Task to carry out> Copy out each line of the listing that has the word "확인합니다" in it.

Extracted data entries:
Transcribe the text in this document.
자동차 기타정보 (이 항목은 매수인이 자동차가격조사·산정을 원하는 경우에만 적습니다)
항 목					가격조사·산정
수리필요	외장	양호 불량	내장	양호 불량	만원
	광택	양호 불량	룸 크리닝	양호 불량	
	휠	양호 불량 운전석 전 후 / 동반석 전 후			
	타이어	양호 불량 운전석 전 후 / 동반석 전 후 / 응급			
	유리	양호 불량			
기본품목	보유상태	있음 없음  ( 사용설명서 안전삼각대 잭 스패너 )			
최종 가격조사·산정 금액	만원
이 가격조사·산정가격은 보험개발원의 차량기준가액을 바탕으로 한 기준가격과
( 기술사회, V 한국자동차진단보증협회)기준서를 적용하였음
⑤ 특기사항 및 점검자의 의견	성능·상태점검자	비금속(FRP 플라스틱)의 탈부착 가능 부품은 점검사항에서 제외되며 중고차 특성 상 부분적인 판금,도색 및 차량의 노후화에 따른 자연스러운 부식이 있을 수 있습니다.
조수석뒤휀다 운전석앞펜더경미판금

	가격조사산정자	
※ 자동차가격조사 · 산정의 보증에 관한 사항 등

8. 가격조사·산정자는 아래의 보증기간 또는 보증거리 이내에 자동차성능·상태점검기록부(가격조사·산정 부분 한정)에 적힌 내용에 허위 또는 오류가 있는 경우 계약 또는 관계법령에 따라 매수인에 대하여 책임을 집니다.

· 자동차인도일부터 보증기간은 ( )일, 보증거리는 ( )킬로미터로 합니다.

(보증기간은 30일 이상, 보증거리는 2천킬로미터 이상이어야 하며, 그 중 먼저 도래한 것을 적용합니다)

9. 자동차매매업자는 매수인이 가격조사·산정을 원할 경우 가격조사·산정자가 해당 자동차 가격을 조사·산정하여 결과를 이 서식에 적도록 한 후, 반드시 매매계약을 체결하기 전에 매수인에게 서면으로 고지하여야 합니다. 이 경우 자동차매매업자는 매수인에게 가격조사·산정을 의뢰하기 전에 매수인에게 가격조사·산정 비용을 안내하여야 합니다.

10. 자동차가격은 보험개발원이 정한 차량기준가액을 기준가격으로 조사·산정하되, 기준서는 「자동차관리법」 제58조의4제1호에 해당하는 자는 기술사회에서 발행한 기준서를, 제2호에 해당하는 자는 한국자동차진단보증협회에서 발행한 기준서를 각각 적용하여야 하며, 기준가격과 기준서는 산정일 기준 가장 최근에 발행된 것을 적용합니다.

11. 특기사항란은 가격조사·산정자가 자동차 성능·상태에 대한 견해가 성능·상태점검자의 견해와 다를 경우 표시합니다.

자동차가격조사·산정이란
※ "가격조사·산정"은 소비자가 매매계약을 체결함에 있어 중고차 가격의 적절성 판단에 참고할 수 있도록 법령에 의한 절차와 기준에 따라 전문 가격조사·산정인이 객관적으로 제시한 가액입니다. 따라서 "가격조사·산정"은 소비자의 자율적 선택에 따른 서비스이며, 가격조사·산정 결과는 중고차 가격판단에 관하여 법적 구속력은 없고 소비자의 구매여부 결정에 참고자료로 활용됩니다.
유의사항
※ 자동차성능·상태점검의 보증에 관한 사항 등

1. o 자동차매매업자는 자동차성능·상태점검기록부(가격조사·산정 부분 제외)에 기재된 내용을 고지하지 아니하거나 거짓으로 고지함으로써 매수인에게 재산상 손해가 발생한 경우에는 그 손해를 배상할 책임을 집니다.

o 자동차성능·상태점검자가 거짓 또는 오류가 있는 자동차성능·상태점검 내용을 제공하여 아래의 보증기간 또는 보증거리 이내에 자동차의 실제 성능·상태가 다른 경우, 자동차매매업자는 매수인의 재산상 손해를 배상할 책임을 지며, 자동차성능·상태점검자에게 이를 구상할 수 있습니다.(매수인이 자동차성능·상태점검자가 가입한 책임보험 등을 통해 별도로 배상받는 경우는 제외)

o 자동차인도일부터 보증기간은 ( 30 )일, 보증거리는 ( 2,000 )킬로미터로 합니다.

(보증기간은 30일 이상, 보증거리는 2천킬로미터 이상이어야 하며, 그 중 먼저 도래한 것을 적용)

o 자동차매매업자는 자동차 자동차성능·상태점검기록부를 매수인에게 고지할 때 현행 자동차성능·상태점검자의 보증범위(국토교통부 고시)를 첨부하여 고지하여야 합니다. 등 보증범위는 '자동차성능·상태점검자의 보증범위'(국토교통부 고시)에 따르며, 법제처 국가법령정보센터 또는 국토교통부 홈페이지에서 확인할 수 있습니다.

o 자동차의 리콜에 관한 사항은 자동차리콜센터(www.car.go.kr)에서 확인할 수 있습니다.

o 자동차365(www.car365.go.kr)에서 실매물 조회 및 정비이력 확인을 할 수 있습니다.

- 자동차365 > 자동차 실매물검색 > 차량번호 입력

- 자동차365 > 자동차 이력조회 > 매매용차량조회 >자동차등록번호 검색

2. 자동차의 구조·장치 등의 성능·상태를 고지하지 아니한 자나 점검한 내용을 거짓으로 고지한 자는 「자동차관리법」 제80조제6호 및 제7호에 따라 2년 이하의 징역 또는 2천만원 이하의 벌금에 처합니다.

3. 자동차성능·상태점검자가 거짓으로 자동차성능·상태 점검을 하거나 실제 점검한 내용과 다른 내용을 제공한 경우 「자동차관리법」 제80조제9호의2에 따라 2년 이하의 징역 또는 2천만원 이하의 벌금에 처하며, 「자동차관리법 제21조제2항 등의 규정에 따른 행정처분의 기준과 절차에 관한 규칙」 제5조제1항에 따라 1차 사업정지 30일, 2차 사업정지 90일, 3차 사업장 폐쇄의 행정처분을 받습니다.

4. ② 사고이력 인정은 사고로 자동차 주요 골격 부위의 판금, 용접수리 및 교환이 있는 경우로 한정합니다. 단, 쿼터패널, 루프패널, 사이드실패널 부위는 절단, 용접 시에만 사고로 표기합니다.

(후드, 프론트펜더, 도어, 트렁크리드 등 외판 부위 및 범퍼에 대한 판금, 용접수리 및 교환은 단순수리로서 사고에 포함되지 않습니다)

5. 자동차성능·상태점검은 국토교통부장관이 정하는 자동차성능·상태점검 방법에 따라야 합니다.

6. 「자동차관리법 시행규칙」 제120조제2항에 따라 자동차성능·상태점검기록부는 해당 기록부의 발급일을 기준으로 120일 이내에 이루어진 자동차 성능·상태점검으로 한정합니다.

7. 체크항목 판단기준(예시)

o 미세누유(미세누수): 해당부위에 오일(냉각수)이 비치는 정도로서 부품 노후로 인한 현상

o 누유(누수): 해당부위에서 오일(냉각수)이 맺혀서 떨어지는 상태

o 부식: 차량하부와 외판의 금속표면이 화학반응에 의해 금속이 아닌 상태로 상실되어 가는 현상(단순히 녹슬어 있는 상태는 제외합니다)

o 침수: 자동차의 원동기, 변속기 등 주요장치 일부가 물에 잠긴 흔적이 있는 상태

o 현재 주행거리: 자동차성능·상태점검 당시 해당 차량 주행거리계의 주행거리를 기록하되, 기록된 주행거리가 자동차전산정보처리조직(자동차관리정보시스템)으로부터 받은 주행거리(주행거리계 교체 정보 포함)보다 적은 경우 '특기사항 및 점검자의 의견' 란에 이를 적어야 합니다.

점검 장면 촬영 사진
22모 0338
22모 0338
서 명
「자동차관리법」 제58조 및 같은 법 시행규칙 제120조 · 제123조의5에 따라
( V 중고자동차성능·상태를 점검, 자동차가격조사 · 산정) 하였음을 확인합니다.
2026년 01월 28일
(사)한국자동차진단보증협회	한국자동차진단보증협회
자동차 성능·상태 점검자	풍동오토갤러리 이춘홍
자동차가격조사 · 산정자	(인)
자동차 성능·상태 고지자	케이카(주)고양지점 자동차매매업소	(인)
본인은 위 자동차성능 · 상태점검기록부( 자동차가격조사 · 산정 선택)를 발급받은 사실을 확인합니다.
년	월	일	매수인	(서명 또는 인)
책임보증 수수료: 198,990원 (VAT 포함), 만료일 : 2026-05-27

Exercise answer>
( V 중고자동차성능·상태를 점검, 자동차가격조사 · 산정) 하였음을 확인합니다.
본인은 위 자동차성능 · 상태점검기록부( 자동차가격조사 · 산정 선택)를 발급받은 사실을 확인합니다.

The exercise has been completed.